**DIRECTION:**
Write out the listing exactly as it is given.

** Start SUPPLIED MATERIAL **

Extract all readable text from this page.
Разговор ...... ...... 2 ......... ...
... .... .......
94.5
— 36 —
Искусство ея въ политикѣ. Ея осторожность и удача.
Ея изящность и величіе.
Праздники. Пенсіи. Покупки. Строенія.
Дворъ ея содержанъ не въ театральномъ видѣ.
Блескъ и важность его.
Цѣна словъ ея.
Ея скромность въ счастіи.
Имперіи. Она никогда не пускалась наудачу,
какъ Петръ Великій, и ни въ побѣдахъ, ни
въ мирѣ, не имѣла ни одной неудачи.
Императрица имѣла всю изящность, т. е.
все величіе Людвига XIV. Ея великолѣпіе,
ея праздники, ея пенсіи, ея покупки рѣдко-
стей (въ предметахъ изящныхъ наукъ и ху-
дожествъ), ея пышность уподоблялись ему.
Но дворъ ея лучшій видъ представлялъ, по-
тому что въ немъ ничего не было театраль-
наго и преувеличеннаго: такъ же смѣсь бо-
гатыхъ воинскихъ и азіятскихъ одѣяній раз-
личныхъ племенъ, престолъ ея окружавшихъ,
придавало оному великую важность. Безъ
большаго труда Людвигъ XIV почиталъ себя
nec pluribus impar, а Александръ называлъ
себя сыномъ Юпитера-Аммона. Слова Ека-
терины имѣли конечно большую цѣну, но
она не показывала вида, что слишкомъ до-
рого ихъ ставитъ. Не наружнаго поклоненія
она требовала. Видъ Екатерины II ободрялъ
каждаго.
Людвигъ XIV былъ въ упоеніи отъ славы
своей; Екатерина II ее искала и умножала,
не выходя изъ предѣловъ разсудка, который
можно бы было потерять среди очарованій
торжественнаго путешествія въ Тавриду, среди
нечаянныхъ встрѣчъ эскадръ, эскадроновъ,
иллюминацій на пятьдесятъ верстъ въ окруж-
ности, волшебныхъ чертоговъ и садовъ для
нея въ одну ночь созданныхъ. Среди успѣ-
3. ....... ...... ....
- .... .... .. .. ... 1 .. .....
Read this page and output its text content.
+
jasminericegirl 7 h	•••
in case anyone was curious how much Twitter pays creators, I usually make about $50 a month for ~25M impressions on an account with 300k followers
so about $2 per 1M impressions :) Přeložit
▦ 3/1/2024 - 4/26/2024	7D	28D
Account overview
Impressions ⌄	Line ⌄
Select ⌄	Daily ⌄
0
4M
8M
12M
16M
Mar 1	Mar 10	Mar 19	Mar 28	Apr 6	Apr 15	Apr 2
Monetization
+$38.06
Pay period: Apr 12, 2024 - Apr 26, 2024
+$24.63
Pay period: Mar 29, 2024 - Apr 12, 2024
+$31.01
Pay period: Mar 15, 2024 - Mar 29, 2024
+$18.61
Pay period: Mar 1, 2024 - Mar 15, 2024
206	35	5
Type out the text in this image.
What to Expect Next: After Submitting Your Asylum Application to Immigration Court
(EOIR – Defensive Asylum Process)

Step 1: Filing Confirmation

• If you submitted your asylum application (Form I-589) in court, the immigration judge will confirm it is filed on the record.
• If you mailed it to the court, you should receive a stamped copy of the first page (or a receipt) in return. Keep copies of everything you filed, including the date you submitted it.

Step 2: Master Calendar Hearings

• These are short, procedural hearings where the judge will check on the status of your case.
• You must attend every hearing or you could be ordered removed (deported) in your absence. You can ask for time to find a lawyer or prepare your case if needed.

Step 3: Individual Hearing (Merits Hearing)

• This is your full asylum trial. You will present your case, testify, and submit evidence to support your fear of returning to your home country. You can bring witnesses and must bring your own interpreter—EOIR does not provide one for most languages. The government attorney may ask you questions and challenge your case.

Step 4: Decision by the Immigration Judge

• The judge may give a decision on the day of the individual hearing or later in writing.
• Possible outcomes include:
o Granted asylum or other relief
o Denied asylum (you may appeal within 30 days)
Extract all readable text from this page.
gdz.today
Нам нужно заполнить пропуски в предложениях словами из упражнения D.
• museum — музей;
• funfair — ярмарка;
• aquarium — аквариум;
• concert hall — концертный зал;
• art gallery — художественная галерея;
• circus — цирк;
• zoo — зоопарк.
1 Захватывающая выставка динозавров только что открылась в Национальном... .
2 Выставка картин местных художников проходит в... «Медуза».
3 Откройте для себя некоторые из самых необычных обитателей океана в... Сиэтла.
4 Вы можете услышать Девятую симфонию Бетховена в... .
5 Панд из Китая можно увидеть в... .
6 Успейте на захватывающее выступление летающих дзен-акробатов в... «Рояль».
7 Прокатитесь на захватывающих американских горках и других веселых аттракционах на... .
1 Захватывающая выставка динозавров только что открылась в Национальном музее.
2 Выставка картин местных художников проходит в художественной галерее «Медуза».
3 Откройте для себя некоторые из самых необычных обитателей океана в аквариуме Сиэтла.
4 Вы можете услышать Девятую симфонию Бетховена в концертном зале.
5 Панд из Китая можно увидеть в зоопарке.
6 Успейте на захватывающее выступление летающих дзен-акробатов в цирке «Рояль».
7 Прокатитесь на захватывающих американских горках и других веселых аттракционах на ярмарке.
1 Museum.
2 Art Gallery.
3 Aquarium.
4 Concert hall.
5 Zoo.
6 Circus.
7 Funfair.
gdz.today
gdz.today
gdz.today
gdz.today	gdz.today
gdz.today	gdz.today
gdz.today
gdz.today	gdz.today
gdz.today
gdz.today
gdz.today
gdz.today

** End SUPPLIED MATERIAL **

**SOLUTION:**
Extract all readable text from this page.
Разговор ...... ...... 2 ......... ...
... .... .......
94.5
— 36 —
Искусство ея въ политикѣ. Ея осторожность и удача.
Ея изящность и величіе.
Праздники. Пенсіи. Покупки. Строенія.
Дворъ ея содержанъ не въ театральномъ видѣ.
Блескъ и важность его.
Цѣна словъ ея.
Ея скромность въ счастіи.
Имперіи. Она никогда не пускалась наудачу,
какъ Петръ Великій, и ни въ побѣдахъ, ни
въ мирѣ, не имѣла ни одной неудачи.
Императрица имѣла всю изящность, т. е.
все величіе Людвига XIV. Ея великолѣпіе,
ея праздники, ея пенсіи, ея покупки рѣдко-
стей (въ предметахъ изящныхъ наукъ и ху-
дожествъ), ея пышность уподоблялись ему.
Но дворъ ея лучшій видъ представлялъ, по-
тому что въ немъ ничего не было театраль-
наго и преувеличеннаго: такъ же смѣсь бо-
гатыхъ воинскихъ и азіятскихъ одѣяній раз-
личныхъ племенъ, престолъ ея окружавшихъ,
придавало оному великую важность. Безъ
большаго труда Людвигъ XIV почиталъ себя
nec pluribus impar, а Александръ называлъ
себя сыномъ Юпитера-Аммона. Слова Ека-
терины имѣли конечно большую цѣну, но
она не показывала вида, что слишкомъ до-
рого ихъ ставитъ. Не наружнаго поклоненія
она требовала. Видъ Екатерины II ободрялъ
каждаго.
Людвигъ XIV былъ въ упоеніи отъ славы
своей; Екатерина II ее искала и умножала,
не выходя изъ предѣловъ разсудка, который
можно бы было потерять среди очарованій
торжественнаго путешествія въ Тавриду, среди
нечаянныхъ встрѣчъ эскадръ, эскадроновъ,
иллюминацій на пятьдесятъ верстъ въ окруж-
ности, волшебныхъ чертоговъ и садовъ для
нея въ одну ночь созданныхъ. Среди успѣ-
3. ....... ...... ....
- .... .... .. .. ... 1 .. .....
Read this page and output its text content.
+
jasminericegirl 7 h	•••
in case anyone was curious how much Twitter pays creators, I usually make about $50 a month for ~25M impressions on an account with 300k followers
so about $2 per 1M impressions :) Přeložit
▦ 3/1/2024 - 4/26/2024	7D	28D
Account overview
Impressions ⌄	Line ⌄
Select ⌄	Daily ⌄
0
4M
8M
12M
16M
Mar 1	Mar 10	Mar 19	Mar 28	Apr 6	Apr 15	Apr 2
Monetization
+$38.06
Pay period: Apr 12, 2024 - Apr 26, 2024
+$24.63
Pay period: Mar 29, 2024 - Apr 12, 2024
+$31.01
Pay period: Mar 15, 2024 - Mar 29, 2024
+$18.61
Pay period: Mar 1, 2024 - Mar 15, 2024
206	35	5
Type out the text in this image.
What to Expect Next: After Submitting Your Asylum Application to Immigration Court
(EOIR – Defensive Asylum Process)

Step 1: Filing Confirmation

• If you submitted your asylum application (Form I-589) in court, the immigration judge will confirm it is filed on the record.
• If you mailed it to the court, you should receive a stamped copy of the first page (or a receipt) in return. Keep copies of everything you filed, including the date you submitted it.

Step 2: Master Calendar Hearings

• These are short, procedural hearings where the judge will check on the status of your case.
• You must attend every hearing or you could be ordered removed (deported) in your absence. You can ask for time to find a lawyer or prepare your case if needed.

Step 3: Individual Hearing (Merits Hearing)

• This is your full asylum trial. You will present your case, testify, and submit evidence to support your fear of returning to your home country. You can bring witnesses and must bring your own interpreter—EOIR does not provide one for most languages. The government attorney may ask you questions and challenge your case.

Step 4: Decision by the Immigration Judge

• The judge may give a decision on the day of the individual hearing or later in writing.
• Possible outcomes include:
o Granted asylum or other relief
o Denied asylum (you may appeal within 30 days)
Extract all readable text from this page.
gdz.today
Нам нужно заполнить пропуски в предложениях словами из упражнения D.
• museum — музей;
• funfair — ярмарка;
• aquarium — аквариум;
• concert hall — концертный зал;
• art gallery — художественная галерея;
• circus — цирк;
• zoo — зоопарк.
1 Захватывающая выставка динозавров только что открылась в Национальном... .
2 Выставка картин местных художников проходит в... «Медуза».
3 Откройте для себя некоторые из самых необычных обитателей океана в... Сиэтла.
4 Вы можете услышать Девятую симфонию Бетховена в... .
5 Панд из Китая можно увидеть в... .
6 Успейте на захватывающее выступление летающих дзен-акробатов в... «Рояль».
7 Прокатитесь на захватывающих американских горках и других веселых аттракционах на... .
1 Захватывающая выставка динозавров только что открылась в Национальном музее.
2 Выставка картин местных художников проходит в художественной галерее «Медуза».
3 Откройте для себя некоторые из самых необычных обитателей океана в аквариуме Сиэтла.
4 Вы можете услышать Девятую симфонию Бетховена в концертном зале.
5 Панд из Китая можно увидеть в зоопарке.
6 Успейте на захватывающее выступление летающих дзен-акробатов в цирке «Рояль».
7 Прокатитесь на захватывающих американских горках и других веселых аттракционах на ярмарке.
1 Museum.
2 Art Gallery.
3 Aquarium.
4 Concert hall.
5 Zoo.
6 Circus.
7 Funfair.
gdz.today
gdz.today
gdz.today
gdz.today	gdz.today
gdz.today	gdz.today
gdz.today
gdz.today	gdz.today
gdz.today
gdz.today
gdz.today
gdz.today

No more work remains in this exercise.